**SUPPLIED DATA:**
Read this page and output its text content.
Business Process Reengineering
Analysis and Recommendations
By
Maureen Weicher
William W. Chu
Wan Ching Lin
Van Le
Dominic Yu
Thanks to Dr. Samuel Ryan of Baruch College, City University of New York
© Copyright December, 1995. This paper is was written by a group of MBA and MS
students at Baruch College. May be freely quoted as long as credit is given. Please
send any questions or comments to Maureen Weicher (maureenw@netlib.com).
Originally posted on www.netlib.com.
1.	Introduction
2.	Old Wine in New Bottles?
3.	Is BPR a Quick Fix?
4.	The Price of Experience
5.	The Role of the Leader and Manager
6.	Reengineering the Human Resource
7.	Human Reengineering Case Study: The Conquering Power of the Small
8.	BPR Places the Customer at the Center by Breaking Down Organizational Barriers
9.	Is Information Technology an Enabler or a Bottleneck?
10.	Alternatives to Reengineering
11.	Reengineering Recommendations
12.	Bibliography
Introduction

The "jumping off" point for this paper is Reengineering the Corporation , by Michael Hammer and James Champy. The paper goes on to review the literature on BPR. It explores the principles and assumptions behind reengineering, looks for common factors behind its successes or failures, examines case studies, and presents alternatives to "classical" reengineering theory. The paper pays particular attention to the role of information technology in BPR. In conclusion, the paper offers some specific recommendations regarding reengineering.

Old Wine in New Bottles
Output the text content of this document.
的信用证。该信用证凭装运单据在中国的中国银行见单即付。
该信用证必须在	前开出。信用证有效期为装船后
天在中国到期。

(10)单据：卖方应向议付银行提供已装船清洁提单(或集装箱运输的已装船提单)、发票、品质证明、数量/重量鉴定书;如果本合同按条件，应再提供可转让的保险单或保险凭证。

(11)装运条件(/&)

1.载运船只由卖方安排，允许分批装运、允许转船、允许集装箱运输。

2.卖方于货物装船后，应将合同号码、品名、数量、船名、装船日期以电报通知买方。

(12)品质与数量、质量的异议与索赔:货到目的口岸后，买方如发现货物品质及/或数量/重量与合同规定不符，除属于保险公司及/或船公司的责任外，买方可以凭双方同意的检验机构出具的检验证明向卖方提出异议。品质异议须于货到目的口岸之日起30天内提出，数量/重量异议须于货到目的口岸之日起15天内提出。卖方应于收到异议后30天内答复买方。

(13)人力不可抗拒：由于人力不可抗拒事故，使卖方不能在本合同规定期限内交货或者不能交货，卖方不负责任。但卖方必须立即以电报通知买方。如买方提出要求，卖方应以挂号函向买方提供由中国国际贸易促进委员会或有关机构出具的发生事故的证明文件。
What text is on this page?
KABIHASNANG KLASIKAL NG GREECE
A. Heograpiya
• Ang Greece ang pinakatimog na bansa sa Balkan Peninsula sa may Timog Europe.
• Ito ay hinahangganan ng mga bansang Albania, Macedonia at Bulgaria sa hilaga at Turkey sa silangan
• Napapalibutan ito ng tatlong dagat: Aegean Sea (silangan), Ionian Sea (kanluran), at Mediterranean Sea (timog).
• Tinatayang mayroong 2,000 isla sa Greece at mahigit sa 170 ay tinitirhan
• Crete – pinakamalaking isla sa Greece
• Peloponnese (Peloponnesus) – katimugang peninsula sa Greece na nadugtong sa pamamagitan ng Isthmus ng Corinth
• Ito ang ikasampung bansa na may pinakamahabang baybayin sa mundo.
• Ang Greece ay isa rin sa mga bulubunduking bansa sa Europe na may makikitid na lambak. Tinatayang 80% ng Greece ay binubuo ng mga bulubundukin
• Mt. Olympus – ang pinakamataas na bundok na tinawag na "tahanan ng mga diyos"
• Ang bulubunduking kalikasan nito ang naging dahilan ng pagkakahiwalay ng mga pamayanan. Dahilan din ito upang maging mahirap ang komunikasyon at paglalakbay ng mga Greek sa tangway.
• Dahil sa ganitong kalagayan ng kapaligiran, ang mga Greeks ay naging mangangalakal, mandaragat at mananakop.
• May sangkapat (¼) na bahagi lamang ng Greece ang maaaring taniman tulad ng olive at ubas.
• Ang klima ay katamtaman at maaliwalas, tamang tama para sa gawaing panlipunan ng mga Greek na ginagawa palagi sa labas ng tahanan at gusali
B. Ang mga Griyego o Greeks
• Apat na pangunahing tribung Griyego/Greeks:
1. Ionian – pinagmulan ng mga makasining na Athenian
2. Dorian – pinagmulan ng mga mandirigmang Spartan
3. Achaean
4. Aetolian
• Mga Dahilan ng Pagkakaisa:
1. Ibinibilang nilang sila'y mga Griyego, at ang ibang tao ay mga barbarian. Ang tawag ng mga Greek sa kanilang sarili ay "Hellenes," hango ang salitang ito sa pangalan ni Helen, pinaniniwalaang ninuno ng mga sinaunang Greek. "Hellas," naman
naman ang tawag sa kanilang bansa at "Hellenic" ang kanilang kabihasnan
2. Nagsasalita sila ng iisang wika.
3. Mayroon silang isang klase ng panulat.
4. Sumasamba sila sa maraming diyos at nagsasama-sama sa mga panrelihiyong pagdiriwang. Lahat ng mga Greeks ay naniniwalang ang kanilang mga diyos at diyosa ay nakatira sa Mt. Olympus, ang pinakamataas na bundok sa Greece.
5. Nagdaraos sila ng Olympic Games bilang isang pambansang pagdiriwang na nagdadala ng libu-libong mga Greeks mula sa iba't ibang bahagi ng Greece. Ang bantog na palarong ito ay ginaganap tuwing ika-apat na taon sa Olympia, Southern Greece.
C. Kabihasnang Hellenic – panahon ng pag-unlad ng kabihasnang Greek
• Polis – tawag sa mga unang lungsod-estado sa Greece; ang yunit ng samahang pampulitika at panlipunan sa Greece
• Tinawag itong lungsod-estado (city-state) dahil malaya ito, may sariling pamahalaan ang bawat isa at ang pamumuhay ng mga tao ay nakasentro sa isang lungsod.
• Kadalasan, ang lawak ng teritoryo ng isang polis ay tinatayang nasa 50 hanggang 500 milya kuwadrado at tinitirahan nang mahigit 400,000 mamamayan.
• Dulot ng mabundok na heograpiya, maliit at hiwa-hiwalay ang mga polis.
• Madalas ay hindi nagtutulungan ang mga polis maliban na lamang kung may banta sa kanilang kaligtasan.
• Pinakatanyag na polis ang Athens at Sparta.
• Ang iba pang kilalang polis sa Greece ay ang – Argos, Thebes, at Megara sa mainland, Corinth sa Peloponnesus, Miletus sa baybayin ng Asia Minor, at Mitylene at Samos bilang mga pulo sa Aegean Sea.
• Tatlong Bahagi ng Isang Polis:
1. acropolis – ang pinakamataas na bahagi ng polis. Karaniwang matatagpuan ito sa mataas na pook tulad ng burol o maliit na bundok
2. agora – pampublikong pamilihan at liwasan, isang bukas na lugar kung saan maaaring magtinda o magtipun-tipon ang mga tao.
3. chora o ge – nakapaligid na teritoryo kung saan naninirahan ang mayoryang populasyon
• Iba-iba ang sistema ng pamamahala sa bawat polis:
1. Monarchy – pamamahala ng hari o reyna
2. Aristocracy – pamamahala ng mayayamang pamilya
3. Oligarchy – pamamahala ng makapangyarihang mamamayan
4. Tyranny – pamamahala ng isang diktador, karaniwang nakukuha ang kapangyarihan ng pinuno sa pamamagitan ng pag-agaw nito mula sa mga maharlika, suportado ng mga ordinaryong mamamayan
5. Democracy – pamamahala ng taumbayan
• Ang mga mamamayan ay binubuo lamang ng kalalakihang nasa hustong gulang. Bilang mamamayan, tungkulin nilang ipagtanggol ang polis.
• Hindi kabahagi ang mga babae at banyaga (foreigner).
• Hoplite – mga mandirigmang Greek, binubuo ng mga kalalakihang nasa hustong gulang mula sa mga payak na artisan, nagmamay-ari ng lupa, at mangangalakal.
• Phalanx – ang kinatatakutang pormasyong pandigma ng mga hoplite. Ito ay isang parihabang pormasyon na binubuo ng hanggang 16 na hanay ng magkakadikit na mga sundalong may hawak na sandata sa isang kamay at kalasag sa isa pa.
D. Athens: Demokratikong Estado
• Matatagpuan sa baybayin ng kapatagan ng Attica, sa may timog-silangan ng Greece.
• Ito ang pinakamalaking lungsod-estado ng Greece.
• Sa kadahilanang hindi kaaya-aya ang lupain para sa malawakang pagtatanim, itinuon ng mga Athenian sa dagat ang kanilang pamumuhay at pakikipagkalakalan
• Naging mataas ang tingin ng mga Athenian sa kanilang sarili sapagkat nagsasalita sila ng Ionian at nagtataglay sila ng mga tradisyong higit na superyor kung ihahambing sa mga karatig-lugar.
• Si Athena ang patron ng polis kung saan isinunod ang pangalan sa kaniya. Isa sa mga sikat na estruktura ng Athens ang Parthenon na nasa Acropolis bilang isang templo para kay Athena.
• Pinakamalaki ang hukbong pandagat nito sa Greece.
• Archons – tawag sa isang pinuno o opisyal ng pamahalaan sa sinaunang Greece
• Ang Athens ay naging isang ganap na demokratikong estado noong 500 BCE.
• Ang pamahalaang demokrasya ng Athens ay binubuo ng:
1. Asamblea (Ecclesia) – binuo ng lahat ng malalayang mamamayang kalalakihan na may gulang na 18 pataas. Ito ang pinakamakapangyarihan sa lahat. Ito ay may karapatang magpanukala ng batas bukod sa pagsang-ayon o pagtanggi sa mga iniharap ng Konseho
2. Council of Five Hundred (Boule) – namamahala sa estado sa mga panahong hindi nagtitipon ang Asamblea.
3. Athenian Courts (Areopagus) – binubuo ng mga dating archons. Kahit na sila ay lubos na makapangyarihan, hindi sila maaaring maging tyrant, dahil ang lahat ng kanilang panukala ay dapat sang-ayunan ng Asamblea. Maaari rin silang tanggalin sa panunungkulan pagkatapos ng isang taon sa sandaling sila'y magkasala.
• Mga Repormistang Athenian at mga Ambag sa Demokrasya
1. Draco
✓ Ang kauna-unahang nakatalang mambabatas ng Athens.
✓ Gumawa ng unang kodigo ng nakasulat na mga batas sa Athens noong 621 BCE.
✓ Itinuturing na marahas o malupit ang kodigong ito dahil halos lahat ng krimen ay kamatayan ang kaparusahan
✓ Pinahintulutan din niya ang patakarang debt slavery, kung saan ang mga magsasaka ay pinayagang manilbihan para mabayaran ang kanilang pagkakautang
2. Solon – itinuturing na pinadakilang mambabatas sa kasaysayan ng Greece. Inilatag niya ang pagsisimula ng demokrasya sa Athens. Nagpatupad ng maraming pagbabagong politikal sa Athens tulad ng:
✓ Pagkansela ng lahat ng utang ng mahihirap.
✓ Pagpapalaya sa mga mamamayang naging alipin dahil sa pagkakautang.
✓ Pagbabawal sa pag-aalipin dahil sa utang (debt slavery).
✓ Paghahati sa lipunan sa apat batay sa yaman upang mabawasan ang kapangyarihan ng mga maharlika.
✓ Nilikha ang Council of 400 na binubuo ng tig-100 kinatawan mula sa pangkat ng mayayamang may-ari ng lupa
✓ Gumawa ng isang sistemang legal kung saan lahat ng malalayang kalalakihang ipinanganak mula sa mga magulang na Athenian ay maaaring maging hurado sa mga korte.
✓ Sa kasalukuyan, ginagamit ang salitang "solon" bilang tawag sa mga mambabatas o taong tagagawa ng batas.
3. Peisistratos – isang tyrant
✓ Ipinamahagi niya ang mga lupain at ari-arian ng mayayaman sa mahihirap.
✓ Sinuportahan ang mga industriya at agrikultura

**EXERCISE INSTRUCTIONS:**
Copy each line in the data that holds the word "lamang".

**REPLY TO THE TASK:**
• May sangkapat (¼) na bahagi lamang ng Greece ang maaaring taniman tulad ng olive at ubas.
• Madalas ay hindi nagtutulungan ang mga polis maliban na lamang kung may banta sa kanilang kaligtasan.
• Ang mga mamamayan ay binubuo lamang ng kalalakihang nasa hustong gulang. Bilang mamamayan, tungkulin nilang ipagtanggol ang polis.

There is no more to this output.